**DATA SUPPLIED**
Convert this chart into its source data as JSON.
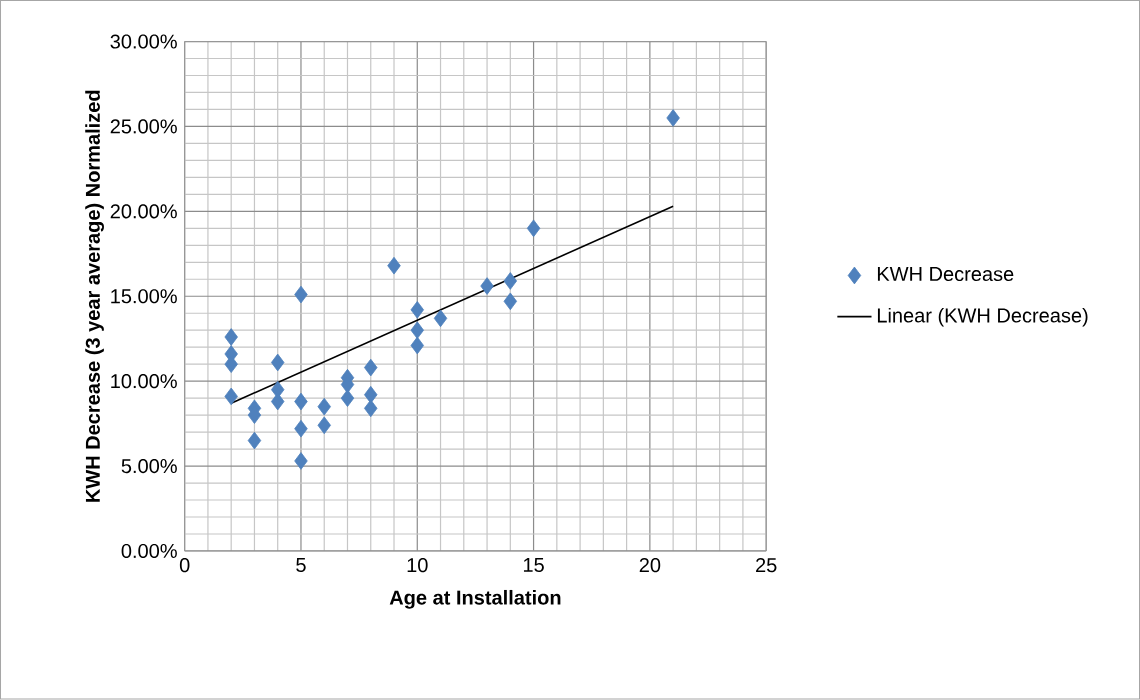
{
  "chart_data": {
    "type": "scatter",
    "xlabel": "Age at Installation",
    "ylabel": "KWH Decrease (3 year average) Normalized",
    "xlim": [
      0,
      25
    ],
    "xticks": [
      0,
      5,
      10,
      15,
      20,
      25
    ],
    "ylim": [
      0,
      30
    ],
    "yticks": [
      {
        "value": 0,
        "label": "0.00%"
      },
      {
        "value": 5,
        "label": "5.00%"
      },
      {
        "value": 10,
        "label": "10.00%"
      },
      {
        "value": 15,
        "label": "15.00%"
      },
      {
        "value": 20,
        "label": "20.00%"
      },
      {
        "value": 25,
        "label": "25.00%"
      },
      {
        "value": 30,
        "label": "30.00%"
      }
    ],
    "grid": true,
    "legend": "right",
    "marker": "diamond",
    "series": [
      {
        "name": "KWH Decrease",
        "color": "#4f81bd",
        "x": [
          2,
          2,
          2,
          2,
          3,
          3,
          3,
          4,
          4,
          4,
          5,
          5,
          5,
          5,
          6,
          6,
          7,
          7,
          7,
          8,
          8,
          8,
          9,
          10,
          10,
          10,
          11,
          13,
          14,
          14,
          15,
          21
        ],
        "values": [
          12.6,
          11.6,
          11.0,
          9.1,
          8.4,
          8.0,
          6.5,
          11.1,
          9.5,
          8.8,
          15.1,
          8.8,
          7.2,
          5.3,
          8.5,
          7.4,
          10.2,
          9.8,
          9.0,
          10.8,
          9.2,
          8.4,
          16.8,
          14.2,
          13.0,
          12.1,
          13.7,
          15.6,
          15.9,
          14.7,
          19.0,
          25.5
        ]
      },
      {
        "name": "Linear (KWH Decrease)",
        "type": "line",
        "color": "#000000",
        "marker": "none",
        "line_style": "solid",
        "x": [
          2,
          21
        ],
        "values": [
          8.7,
          20.3
        ]
      }
    ]
  }
}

**WHAT IS NEEDED**
Pick out the lines above that hold the string "name" and show them.

**CORRECT ANSWER**
        "name": "KWH Decrease",
        "name": "Linear (KWH Decrease)",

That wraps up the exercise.